(Recorded data)
◆ ◆ ◆ ◆ ◆ ◆ ◆

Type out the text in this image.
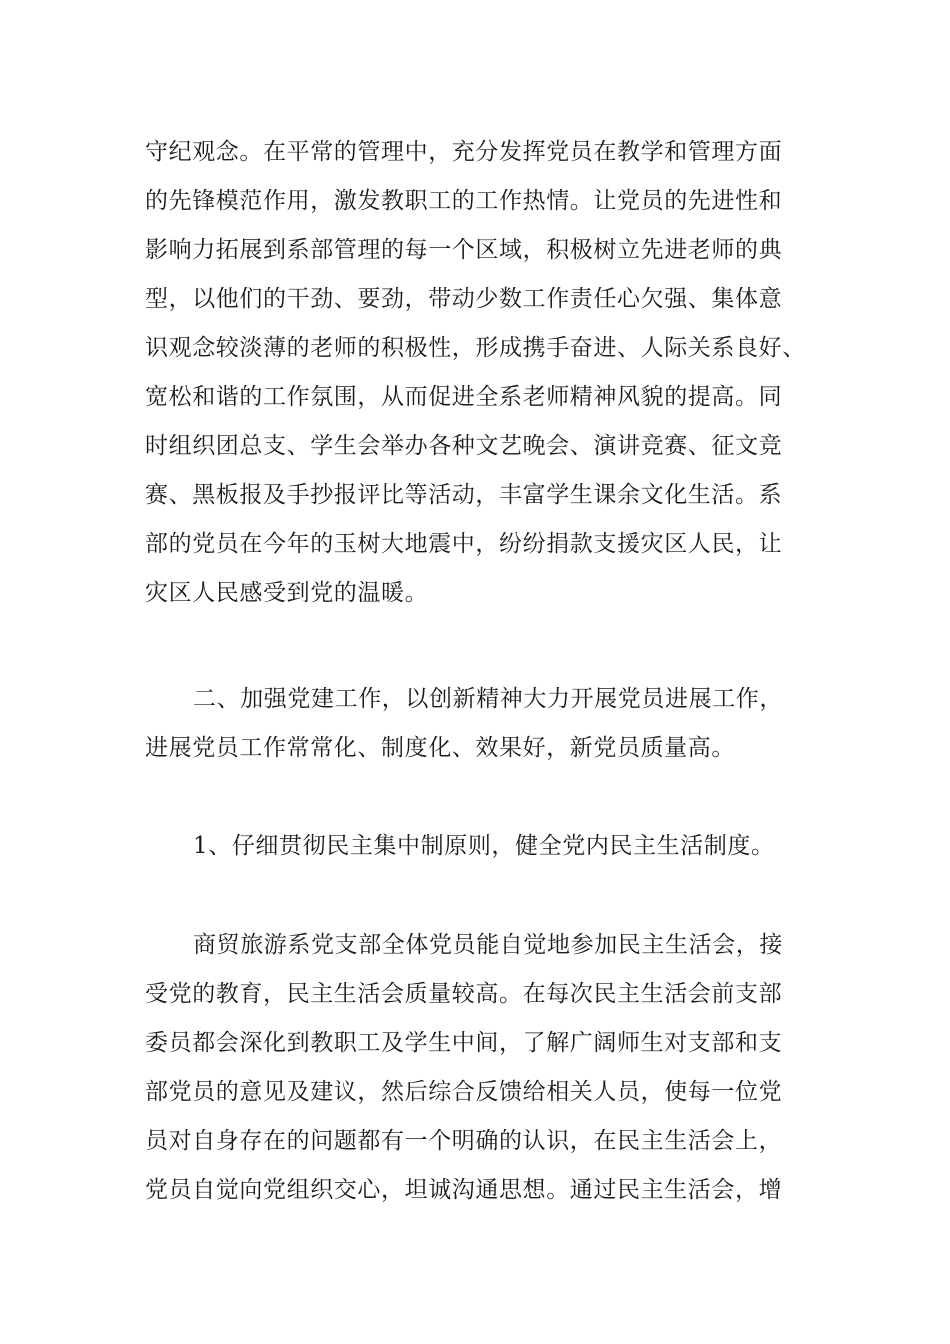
守纪观念。在平常的管理中，充分发挥党员在教学和管理方面
的先锋模范作用，激发教职工的工作热情。让党员的先进性和
影响力拓展到系部管理的每一个区域，积极树立先进老师的典
型，以他们的干劲、要劲，带动少数工作责任心欠强、集体意
识观念较淡薄的老师的积极性，形成携手奋进、人际关系良好、
宽松和谐的工作氛围，从而促进全系老师精神风貌的提高。同
时组织团总支、学生会举办各种文艺晚会、演讲竞赛、征文竞
赛、黑板报及手抄报评比等活动，丰富学生课余文化生活。系
部的党员在今年的玉树大地震中，纷纷捐款支援灾区人民，让
灾区人民感受到党的温暖。
二、加强党建工作，以创新精神大力开展党员进展工作，
进展党员工作常常化、制度化、效果好，新党员质量高。
1、仔细贯彻民主集中制原则，健全党内民主生活制度。
商贸旅游系党支部全体党员能自觉地参加民主生活会，接
受党的教育，民主生活会质量较高。在每次民主生活会前支部
委员都会深化到教职工及学生中间，了解广阔师生对支部和支
部党员的意见及建议，然后综合反馈给相关人员，使每一位党
员对自身存在的问题都有一个明确的认识，在民主生活会上，
党员自觉向党组织交心，坦诚沟通思想。通过民主生活会，增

◆ ◆ ◆ ◆ ◆ ◆ ◆

Make an exact copy of the records shown above, without the pictures.

Type out the text in this image.
守纪观念。在平常的管理中，充分发挥党员在教学和管理方面
的先锋模范作用，激发教职工的工作热情。让党员的先进性和
影响力拓展到系部管理的每一个区域，积极树立先进老师的典
型，以他们的干劲、要劲，带动少数工作责任心欠强、集体意
识观念较淡薄的老师的积极性，形成携手奋进、人际关系良好、
宽松和谐的工作氛围，从而促进全系老师精神风貌的提高。同
时组织团总支、学生会举办各种文艺晚会、演讲竞赛、征文竞
赛、黑板报及手抄报评比等活动，丰富学生课余文化生活。系
部的党员在今年的玉树大地震中，纷纷捐款支援灾区人民，让
灾区人民感受到党的温暖。
二、加强党建工作，以创新精神大力开展党员进展工作，
进展党员工作常常化、制度化、效果好，新党员质量高。
1、仔细贯彻民主集中制原则，健全党内民主生活制度。
商贸旅游系党支部全体党员能自觉地参加民主生活会，接
受党的教育，民主生活会质量较高。在每次民主生活会前支部
委员都会深化到教职工及学生中间，了解广阔师生对支部和支
部党员的意见及建议，然后综合反馈给相关人员，使每一位党
员对自身存在的问题都有一个明确的认识，在民主生活会上，
党员自觉向党组织交心，坦诚沟通思想。通过民主生活会，增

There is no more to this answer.